▶ [EXERCISE OBJECTIVE]:
Take each line that has the word "screenshot" and return it.

[Data entries]
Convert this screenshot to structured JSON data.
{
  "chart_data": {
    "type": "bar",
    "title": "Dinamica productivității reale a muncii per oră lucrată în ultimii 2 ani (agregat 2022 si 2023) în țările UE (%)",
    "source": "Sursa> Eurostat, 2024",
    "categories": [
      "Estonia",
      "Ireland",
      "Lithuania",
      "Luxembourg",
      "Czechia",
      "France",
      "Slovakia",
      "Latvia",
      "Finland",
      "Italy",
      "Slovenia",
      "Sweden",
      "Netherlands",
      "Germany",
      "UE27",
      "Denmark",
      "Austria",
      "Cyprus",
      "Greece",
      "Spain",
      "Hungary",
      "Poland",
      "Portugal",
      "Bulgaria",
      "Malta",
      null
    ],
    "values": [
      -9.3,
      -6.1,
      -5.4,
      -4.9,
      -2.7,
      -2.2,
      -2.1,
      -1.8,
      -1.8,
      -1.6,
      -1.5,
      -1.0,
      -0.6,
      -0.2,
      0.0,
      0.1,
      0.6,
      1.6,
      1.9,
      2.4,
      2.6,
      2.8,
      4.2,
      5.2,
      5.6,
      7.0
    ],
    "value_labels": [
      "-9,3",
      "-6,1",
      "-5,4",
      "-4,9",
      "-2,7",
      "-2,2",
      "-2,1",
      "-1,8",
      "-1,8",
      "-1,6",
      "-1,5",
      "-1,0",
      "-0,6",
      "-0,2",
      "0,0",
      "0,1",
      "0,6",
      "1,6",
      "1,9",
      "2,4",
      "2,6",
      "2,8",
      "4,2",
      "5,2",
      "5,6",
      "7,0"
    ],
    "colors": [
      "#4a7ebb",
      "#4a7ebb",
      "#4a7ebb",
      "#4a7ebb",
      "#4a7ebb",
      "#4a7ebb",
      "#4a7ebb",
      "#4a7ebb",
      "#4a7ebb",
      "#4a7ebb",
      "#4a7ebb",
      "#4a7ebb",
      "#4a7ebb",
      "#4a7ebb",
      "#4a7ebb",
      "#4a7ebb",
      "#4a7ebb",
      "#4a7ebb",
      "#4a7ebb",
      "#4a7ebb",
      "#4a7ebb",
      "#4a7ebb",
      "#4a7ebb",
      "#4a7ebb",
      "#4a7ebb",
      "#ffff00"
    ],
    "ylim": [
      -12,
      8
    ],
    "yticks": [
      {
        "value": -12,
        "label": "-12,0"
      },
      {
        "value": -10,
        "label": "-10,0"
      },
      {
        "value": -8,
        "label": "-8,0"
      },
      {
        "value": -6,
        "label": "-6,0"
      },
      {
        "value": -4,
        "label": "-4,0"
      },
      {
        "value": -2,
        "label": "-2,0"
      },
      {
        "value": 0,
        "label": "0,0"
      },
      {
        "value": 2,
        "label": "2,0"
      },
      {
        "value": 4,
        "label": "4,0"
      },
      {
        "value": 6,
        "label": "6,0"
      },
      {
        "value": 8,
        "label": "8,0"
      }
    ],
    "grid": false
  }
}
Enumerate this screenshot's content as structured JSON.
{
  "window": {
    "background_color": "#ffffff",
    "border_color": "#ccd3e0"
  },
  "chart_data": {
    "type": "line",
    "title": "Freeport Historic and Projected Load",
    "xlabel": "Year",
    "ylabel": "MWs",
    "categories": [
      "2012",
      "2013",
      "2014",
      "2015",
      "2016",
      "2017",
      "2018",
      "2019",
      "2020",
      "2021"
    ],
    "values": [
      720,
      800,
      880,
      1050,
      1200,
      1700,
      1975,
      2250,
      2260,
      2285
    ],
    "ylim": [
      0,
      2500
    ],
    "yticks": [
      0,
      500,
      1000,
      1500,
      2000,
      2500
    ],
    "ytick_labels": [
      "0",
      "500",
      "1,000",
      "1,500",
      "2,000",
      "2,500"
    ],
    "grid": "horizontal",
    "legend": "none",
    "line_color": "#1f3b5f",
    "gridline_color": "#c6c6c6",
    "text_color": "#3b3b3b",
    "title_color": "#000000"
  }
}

▶ [RESULT]:
Convert this screenshot to structured JSON data.
Enumerate this screenshot's content as structured JSON.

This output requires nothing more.